_Written request_:
Identify every line in the records below that contains the word "title", and copy each of those lines.

_Records for processing_:
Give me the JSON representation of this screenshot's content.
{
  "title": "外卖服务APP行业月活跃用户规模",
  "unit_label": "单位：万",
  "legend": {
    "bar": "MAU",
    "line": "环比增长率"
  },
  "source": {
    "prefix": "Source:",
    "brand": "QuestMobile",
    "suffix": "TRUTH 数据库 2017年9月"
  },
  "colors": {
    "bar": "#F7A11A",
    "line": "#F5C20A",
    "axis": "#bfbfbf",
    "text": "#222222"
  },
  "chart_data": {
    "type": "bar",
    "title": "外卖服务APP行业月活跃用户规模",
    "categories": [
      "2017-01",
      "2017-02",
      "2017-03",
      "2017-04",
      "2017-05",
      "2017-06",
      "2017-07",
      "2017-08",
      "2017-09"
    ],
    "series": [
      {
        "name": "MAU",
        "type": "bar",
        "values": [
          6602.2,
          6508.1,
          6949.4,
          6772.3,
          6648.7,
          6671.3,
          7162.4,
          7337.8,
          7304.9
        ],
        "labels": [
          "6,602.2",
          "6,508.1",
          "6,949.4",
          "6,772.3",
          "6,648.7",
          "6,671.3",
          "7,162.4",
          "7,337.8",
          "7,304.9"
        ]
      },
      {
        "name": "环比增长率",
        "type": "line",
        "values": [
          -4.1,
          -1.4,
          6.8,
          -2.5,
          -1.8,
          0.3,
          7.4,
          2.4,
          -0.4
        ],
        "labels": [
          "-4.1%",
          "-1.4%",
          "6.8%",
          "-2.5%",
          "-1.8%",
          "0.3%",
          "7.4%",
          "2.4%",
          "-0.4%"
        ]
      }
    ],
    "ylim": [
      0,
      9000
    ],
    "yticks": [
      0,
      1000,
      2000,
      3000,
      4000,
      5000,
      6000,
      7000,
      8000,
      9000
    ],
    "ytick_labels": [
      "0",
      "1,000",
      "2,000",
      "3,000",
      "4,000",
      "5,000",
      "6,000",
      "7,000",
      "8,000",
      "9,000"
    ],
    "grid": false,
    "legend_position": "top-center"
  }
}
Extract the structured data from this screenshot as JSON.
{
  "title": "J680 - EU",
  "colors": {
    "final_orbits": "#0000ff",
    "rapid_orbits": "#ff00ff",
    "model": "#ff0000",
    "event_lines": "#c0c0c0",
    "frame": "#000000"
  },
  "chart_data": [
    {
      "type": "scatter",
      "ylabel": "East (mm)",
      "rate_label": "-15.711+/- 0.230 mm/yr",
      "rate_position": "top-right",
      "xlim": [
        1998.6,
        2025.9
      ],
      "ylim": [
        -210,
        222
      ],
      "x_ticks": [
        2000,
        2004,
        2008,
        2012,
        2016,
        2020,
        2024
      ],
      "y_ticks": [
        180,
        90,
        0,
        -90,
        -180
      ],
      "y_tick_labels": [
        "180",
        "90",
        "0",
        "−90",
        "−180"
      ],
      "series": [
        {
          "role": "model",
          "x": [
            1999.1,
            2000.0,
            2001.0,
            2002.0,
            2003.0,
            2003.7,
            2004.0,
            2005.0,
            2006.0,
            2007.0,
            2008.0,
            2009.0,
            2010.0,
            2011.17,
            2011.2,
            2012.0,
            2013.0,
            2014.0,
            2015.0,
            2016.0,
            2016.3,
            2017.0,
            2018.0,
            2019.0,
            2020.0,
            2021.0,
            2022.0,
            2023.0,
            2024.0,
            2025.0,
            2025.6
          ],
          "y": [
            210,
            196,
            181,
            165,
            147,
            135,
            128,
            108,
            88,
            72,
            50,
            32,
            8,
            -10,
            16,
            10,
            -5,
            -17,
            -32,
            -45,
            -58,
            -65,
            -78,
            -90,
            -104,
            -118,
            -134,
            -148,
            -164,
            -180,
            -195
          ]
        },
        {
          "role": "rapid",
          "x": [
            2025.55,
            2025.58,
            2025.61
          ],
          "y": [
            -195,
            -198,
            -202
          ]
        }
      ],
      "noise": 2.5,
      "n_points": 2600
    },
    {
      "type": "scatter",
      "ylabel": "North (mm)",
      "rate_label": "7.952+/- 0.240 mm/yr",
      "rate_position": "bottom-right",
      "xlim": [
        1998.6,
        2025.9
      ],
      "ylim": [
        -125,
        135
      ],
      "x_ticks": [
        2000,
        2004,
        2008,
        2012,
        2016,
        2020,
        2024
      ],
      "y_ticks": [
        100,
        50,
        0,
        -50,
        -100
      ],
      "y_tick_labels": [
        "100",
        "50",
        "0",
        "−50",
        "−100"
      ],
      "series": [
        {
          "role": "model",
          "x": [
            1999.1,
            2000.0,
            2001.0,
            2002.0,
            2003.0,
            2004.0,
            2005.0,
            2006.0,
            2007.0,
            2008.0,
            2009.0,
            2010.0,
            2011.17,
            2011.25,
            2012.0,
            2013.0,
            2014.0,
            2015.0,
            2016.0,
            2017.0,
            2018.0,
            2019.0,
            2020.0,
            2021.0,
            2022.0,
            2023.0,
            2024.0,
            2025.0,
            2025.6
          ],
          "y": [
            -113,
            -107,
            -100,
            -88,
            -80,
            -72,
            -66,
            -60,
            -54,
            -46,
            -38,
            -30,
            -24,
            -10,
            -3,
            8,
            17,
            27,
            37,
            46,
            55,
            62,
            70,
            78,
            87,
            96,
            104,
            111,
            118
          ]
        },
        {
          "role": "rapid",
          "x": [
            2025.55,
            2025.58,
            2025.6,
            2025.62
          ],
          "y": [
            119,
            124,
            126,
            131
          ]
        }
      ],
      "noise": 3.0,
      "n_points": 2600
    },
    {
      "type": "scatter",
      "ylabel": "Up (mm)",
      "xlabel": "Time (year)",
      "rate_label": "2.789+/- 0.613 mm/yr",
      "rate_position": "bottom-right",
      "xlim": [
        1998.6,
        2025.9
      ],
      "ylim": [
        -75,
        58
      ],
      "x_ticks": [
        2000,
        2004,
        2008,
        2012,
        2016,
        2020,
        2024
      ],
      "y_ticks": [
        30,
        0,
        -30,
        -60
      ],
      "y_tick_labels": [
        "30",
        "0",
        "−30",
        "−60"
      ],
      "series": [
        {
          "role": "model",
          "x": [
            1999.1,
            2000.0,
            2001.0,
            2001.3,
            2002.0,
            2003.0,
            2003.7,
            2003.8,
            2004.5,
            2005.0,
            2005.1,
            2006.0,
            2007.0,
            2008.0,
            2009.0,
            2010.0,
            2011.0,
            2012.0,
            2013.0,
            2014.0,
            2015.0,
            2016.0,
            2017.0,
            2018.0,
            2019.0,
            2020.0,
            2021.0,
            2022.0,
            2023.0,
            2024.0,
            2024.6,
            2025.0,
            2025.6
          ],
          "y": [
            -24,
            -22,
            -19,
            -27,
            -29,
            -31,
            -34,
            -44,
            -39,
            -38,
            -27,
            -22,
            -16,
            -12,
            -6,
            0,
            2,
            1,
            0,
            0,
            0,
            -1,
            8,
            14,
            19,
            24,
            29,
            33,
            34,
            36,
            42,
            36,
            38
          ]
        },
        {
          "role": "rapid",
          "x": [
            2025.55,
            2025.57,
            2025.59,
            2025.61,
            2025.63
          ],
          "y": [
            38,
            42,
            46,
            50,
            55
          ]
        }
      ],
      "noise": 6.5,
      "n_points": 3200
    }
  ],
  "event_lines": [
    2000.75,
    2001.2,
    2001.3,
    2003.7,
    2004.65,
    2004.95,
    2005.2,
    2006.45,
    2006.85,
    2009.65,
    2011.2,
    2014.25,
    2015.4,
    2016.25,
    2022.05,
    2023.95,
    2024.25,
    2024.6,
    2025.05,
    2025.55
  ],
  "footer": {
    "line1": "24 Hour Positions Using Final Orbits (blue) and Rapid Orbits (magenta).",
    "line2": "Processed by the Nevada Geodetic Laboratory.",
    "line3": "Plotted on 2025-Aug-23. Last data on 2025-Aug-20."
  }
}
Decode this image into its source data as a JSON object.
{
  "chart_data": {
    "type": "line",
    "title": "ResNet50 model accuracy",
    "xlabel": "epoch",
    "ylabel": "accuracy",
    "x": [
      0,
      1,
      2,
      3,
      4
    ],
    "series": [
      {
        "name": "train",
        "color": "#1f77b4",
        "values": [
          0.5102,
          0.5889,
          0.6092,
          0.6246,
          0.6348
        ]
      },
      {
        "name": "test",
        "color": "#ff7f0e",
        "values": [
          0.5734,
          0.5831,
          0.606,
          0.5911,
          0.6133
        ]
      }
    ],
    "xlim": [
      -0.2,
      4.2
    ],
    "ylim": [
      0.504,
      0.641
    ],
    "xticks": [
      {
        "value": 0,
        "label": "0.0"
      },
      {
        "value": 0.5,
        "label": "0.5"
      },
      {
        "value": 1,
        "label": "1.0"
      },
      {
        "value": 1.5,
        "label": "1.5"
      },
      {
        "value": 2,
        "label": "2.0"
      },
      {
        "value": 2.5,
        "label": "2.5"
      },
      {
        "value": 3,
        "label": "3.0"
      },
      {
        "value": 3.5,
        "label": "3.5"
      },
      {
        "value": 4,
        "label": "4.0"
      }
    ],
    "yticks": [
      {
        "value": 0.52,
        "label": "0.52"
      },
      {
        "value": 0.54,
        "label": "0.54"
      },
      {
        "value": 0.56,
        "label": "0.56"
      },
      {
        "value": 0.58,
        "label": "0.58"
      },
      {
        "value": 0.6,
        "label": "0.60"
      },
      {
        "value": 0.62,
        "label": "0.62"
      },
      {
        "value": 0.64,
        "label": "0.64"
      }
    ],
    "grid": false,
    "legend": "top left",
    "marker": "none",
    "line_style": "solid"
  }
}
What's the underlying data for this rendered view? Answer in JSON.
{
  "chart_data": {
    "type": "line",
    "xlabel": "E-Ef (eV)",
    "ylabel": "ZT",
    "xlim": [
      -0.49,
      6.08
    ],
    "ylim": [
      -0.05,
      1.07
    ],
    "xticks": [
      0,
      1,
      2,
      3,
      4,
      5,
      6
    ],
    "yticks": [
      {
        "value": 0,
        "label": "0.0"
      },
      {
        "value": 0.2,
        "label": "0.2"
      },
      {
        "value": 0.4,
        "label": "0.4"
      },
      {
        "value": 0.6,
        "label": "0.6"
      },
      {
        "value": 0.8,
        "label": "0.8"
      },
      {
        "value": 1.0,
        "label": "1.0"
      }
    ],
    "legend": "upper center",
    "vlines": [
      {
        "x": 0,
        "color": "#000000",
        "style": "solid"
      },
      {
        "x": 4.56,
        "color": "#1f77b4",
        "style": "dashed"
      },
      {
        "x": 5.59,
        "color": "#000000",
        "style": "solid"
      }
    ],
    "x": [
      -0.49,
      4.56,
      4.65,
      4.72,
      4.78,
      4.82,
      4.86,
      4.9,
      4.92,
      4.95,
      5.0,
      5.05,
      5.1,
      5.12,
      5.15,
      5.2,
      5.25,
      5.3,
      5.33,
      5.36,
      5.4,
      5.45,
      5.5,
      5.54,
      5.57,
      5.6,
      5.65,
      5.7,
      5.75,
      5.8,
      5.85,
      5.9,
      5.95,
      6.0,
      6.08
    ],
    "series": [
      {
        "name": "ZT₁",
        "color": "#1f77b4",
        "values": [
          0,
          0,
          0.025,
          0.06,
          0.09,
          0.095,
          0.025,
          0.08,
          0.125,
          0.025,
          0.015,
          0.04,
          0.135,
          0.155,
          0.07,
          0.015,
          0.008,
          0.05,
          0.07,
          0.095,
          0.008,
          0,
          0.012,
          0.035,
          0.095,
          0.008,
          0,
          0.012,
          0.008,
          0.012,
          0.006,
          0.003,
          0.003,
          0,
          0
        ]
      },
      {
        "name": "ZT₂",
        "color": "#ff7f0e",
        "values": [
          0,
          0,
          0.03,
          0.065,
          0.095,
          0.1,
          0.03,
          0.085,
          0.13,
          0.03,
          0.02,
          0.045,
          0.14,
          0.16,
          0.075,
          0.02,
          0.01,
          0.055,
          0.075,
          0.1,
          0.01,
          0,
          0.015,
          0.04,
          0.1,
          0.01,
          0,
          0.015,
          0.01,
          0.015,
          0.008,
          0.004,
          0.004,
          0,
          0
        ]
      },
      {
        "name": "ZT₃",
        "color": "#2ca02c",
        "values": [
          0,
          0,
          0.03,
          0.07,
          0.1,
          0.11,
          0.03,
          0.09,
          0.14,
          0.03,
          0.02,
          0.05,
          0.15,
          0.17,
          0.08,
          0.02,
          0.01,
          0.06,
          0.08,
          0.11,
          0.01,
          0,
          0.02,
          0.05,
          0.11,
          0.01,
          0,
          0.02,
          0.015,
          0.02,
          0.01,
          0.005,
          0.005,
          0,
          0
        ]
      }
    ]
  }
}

_Correct result_:
  "title": "外卖服务APP行业月活跃用户规模",
    "title": "外卖服务APP行业月活跃用户规模",
  "title": "J680 - EU",
    "title": "ResNet50 model accuracy",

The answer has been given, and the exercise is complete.